## Excerpted data:

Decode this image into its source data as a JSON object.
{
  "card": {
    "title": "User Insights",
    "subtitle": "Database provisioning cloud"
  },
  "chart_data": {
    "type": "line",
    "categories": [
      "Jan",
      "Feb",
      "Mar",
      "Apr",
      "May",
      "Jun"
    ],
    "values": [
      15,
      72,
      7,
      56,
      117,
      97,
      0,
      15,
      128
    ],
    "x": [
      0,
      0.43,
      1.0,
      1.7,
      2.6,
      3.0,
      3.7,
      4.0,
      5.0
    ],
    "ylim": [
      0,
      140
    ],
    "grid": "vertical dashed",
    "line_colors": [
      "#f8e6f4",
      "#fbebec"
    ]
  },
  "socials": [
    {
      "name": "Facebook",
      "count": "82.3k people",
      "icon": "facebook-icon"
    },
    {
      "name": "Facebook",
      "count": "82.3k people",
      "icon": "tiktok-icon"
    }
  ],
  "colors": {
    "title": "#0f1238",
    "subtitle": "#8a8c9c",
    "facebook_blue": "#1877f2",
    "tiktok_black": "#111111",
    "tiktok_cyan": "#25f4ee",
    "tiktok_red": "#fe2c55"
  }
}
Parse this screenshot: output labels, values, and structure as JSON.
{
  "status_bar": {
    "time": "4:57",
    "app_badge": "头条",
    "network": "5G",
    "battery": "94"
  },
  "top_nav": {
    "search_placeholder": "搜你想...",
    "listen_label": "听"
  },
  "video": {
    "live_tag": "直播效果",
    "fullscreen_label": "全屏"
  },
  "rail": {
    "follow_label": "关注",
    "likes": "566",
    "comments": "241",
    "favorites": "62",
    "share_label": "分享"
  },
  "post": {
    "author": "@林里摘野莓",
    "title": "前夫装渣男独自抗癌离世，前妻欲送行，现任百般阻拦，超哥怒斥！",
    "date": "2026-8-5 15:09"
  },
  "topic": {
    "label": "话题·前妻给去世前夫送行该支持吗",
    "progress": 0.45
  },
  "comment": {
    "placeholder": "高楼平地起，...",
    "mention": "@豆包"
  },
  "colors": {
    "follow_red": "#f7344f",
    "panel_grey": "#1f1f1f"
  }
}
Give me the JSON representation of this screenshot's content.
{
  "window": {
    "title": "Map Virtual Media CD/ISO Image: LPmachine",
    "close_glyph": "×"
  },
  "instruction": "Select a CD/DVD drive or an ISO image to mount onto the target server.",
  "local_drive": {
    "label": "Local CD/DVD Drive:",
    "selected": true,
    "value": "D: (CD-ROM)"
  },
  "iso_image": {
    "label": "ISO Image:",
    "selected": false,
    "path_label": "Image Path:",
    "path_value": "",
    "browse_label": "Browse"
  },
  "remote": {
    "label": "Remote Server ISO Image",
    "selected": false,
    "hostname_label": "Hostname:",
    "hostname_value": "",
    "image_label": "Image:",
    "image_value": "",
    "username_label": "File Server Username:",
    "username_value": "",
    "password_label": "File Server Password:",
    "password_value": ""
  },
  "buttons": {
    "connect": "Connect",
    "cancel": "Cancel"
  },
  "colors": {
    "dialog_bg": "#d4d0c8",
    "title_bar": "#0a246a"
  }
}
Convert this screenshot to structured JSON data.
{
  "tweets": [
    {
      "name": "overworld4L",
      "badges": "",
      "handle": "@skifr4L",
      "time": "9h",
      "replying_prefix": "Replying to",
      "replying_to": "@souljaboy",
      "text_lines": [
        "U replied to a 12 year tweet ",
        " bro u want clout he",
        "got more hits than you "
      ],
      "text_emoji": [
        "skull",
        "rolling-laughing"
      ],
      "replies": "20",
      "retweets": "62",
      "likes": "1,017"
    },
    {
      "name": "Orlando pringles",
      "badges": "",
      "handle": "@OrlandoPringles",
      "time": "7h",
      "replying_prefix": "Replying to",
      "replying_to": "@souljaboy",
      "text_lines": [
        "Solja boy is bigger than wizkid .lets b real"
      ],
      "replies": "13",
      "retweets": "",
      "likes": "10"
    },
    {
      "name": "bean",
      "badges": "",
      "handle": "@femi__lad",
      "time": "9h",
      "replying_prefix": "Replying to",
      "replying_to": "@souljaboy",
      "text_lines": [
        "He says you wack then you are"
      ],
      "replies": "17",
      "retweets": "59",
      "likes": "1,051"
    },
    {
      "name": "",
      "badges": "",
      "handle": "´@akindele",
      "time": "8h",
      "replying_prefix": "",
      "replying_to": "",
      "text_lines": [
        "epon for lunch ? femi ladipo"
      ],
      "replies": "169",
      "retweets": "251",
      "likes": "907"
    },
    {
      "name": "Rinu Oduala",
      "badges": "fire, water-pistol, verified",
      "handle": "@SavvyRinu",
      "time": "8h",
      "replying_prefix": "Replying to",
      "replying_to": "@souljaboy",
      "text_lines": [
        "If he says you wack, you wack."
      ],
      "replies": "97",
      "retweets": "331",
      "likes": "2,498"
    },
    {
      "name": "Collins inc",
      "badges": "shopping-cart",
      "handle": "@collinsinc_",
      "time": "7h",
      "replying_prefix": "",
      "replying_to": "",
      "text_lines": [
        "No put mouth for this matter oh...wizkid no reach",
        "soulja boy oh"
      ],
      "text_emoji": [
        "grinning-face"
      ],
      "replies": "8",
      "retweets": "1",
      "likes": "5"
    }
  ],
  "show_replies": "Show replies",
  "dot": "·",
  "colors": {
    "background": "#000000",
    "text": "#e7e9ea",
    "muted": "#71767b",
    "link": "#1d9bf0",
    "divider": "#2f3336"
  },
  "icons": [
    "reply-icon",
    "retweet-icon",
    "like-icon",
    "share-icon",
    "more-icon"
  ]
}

## Task prompt:
In the listing, find every line with the word "likes" and state how many there are, nothing more.

## Written response:
7